Task directions: Copy the entries below exactly. Images do not belong in the copy.

Material provided:

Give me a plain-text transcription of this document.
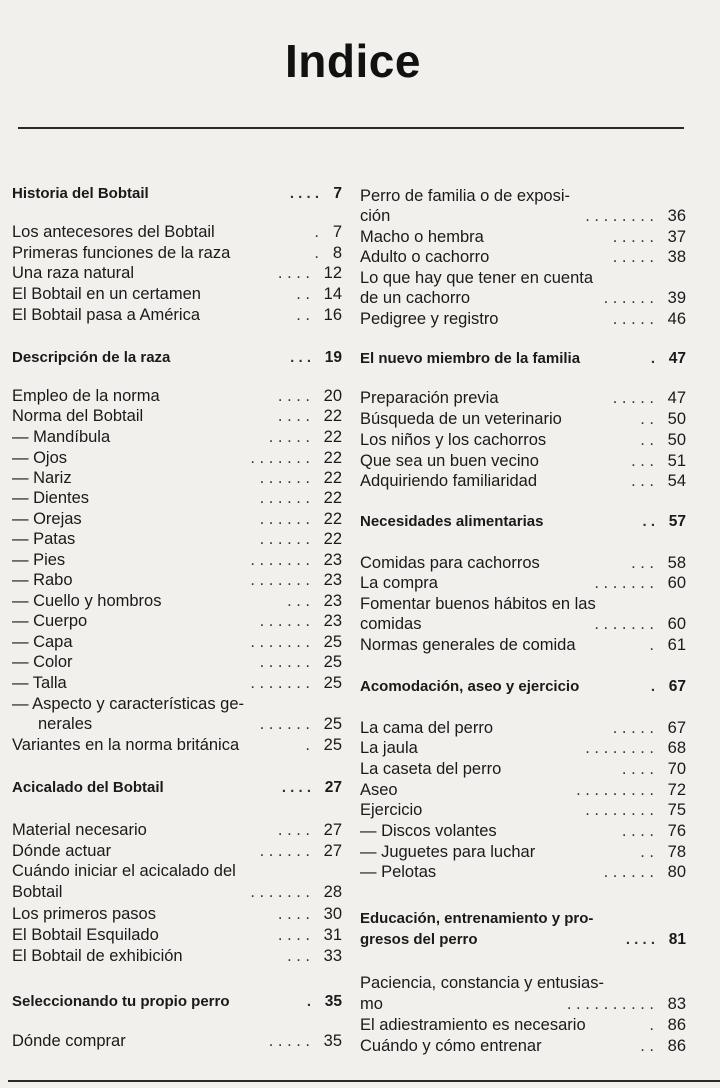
Indice
Historia del Bobtail	. . . . 7
Los antecesores del Bobtail	. 7
Primeras funciones de la raza	. 8
Una raza natural	. . . . 12
El Bobtail en un certamen	. . 14
El Bobtail pasa a América	. . 16
Descripción de la raza	. . . 19
Empleo de la norma	. . . . 20
Norma del Bobtail	. . . . 22
— Mandíbula	. . . . . 22
— Ojos	. . . . . . . 22
— Nariz	. . . . . . 22
— Dientes	. . . . . . 22
— Orejas	. . . . . . 22
— Patas	. . . . . . 22
— Pies	. . . . . . . 23
— Rabo	. . . . . . . 23
— Cuello y hombros	. . . 23
— Cuerpo	. . . . . . 23
— Capa	. . . . . . . 25
— Color	. . . . . . 25
— Talla	. . . . . . . 25
— Aspecto y características ge-
nerales	. . . . . . 25
Variantes en la norma británica	. 25
Acicalado del Bobtail	. . . . 27
Material necesario	. . . . 27
Dónde actuar	. . . . . . 27
Cuándo iniciar el acicalado del
Bobtail	. . . . . . . 28
Los primeros pasos	. . . . 30
El Bobtail Esquilado	. . . . 31
El Bobtail de exhibición	. . . 33
Seleccionando tu propio perro	. 35
Dónde comprar	. . . . . 35
Perro de familia o de exposi-
ción	. . . . . . . . 36
Macho o hembra	. . . . . 37
Adulto o cachorro	. . . . . 38
Lo que hay que tener en cuenta
de un cachorro	. . . . . . 39
Pedigree y registro	. . . . . 46
El nuevo miembro de la familia	. 47
Preparación previa	. . . . . 47
Búsqueda de un veterinario	. . 50
Los niños y los cachorros	. . 50
Que sea un buen vecino	. . . 51
Adquiriendo familiaridad	. . . 54
Necesidades alimentarias	. . 57
Comidas para cachorros	. . . 58
La compra	. . . . . . . 60
Fomentar buenos hábitos en las
comidas	. . . . . . . 60
Normas generales de comida	. 61
Acomodación, aseo y ejercicio	. 67
La cama del perro	. . . . . 67
La jaula	. . . . . . . . 68
La caseta del perro	. . . . 70
Aseo	. . . . . . . . . 72
Ejercicio	. . . . . . . . 75
— Discos volantes	. . . . 76
— Juguetes para luchar	. . 78
— Pelotas	. . . . . . 80
Educación, entrenamiento y pro-
gresos del perro	. . . . 81
Paciencia, constancia y entusias-
mo	. . . . . . . . . . 83
El adiestramiento es necesario	. 86
Cuándo y cómo entrenar	. . 86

Solution to the exercise:
Give me a plain-text transcription of this document.
Indice
Historia del Bobtail	. . . . 7
Los antecesores del Bobtail	. 7
Primeras funciones de la raza	. 8
Una raza natural	. . . . 12
El Bobtail en un certamen	. . 14
El Bobtail pasa a América	. . 16
Descripción de la raza	. . . 19
Empleo de la norma	. . . . 20
Norma del Bobtail	. . . . 22
— Mandíbula	. . . . . 22
— Ojos	. . . . . . . 22
— Nariz	. . . . . . 22
— Dientes	. . . . . . 22
— Orejas	. . . . . . 22
— Patas	. . . . . . 22
— Pies	. . . . . . . 23
— Rabo	. . . . . . . 23
— Cuello y hombros	. . . 23
— Cuerpo	. . . . . . 23
— Capa	. . . . . . . 25
— Color	. . . . . . 25
— Talla	. . . . . . . 25
— Aspecto y características ge-
nerales	. . . . . . 25
Variantes en la norma británica	. 25
Acicalado del Bobtail	. . . . 27
Material necesario	. . . . 27
Dónde actuar	. . . . . . 27
Cuándo iniciar el acicalado del
Bobtail	. . . . . . . 28
Los primeros pasos	. . . . 30
El Bobtail Esquilado	. . . . 31
El Bobtail de exhibición	. . . 33
Seleccionando tu propio perro	. 35
Dónde comprar	. . . . . 35
Perro de familia o de exposi-
ción	. . . . . . . . 36
Macho o hembra	. . . . . 37
Adulto o cachorro	. . . . . 38
Lo que hay que tener en cuenta
de un cachorro	. . . . . . 39
Pedigree y registro	. . . . . 46
El nuevo miembro de la familia	. 47
Preparación previa	. . . . . 47
Búsqueda de un veterinario	. . 50
Los niños y los cachorros	. . 50
Que sea un buen vecino	. . . 51
Adquiriendo familiaridad	. . . 54
Necesidades alimentarias	. . 57
Comidas para cachorros	. . . 58
La compra	. . . . . . . 60
Fomentar buenos hábitos en las
comidas	. . . . . . . 60
Normas generales de comida	. 61
Acomodación, aseo y ejercicio	. 67
La cama del perro	. . . . . 67
La jaula	. . . . . . . . 68
La caseta del perro	. . . . 70
Aseo	. . . . . . . . . 72
Ejercicio	. . . . . . . . 75
— Discos volantes	. . . . 76
— Juguetes para luchar	. . 78
— Pelotas	. . . . . . 80
Educación, entrenamiento y pro-
gresos del perro	. . . . 81
Paciencia, constancia y entusias-
mo	. . . . . . . . . . 83
El adiestramiento es necesario	. 86
Cuándo y cómo entrenar	. . 86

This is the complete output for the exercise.